» **Task objective**
Copy each line from the records below in which the word "methods" is found.

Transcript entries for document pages
********
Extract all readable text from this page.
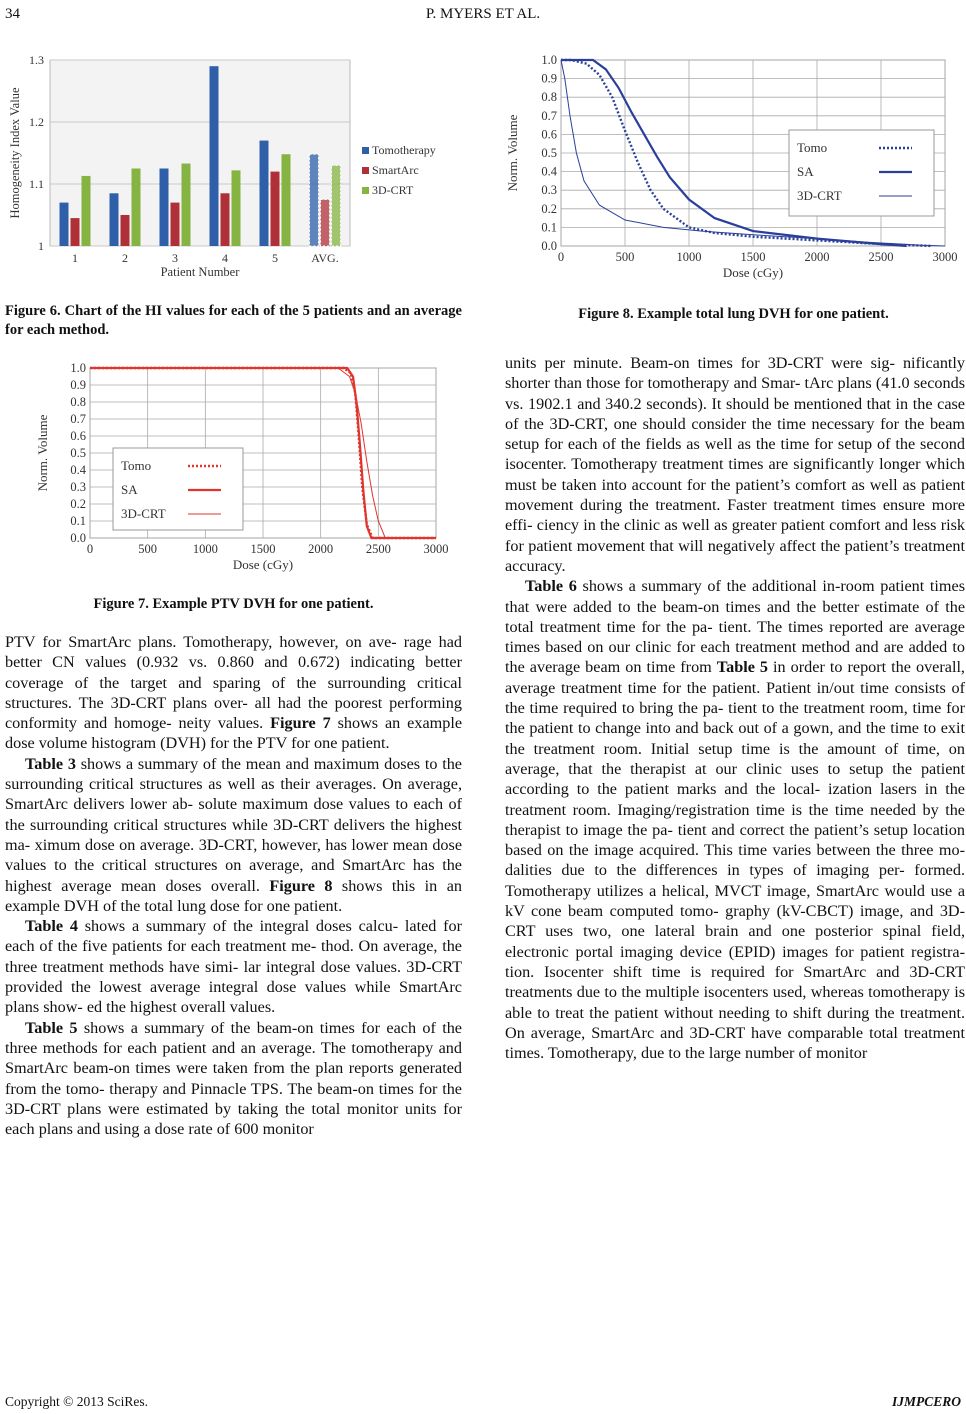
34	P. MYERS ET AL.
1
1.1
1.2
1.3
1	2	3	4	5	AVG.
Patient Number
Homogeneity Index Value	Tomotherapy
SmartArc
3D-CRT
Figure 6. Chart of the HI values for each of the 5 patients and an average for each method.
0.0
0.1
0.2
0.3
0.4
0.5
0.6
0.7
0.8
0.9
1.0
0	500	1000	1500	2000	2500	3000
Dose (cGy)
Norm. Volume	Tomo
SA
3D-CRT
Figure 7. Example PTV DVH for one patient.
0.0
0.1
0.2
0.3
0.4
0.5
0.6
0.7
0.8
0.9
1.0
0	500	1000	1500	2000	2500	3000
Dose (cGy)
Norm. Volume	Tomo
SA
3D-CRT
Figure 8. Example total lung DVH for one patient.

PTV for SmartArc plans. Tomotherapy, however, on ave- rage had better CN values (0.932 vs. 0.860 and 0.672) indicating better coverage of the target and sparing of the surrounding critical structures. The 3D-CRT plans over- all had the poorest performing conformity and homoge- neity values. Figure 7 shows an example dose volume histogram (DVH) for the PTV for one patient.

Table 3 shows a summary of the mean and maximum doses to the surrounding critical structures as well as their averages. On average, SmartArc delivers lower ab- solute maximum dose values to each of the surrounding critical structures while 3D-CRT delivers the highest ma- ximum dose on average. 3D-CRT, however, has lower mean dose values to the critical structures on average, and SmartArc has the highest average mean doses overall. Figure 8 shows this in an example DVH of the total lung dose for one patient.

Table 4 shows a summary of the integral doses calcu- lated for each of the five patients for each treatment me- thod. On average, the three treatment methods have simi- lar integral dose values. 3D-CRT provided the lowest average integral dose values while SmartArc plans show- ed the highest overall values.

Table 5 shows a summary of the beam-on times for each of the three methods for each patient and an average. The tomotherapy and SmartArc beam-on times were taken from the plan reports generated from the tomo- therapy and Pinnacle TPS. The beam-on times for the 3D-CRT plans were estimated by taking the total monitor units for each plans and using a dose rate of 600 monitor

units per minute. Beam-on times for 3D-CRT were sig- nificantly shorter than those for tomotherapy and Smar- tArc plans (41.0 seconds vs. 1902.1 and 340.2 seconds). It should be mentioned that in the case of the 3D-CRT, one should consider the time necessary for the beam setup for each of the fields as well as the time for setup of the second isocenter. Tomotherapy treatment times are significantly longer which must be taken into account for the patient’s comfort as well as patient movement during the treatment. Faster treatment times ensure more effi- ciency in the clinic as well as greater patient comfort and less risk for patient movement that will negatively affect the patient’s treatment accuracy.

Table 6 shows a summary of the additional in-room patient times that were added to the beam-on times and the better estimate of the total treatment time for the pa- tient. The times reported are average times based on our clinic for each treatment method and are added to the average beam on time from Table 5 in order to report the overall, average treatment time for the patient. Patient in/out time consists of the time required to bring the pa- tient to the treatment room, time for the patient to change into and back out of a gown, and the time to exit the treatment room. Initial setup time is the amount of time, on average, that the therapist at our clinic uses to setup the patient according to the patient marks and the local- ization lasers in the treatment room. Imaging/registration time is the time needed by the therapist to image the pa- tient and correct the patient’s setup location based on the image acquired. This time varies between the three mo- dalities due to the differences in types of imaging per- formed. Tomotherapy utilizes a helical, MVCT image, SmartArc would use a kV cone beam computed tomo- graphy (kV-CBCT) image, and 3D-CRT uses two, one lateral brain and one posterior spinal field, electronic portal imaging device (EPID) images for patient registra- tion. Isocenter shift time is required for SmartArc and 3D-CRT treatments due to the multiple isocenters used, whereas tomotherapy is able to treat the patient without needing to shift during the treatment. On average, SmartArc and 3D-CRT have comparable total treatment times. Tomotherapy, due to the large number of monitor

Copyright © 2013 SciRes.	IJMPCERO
********
» **Exercise output**
Table 4 shows a summary of the integral doses calcu- lated for each of the five patients for each treatment me- thod. On average, the three treatment methods have simi- lar integral dose values. 3D-CRT provided the lowest average integral dose values while SmartArc plans show- ed the highest overall values.
Table 5 shows a summary of the beam-on times for each of the three methods for each patient and an average. The tomotherapy and SmartArc beam-on times were taken from the plan reports generated from the tomo- therapy and Pinnacle TPS. The beam-on times for the 3D-CRT plans were estimated by taking the total monitor units for each plans and using a dose rate of 600 monitor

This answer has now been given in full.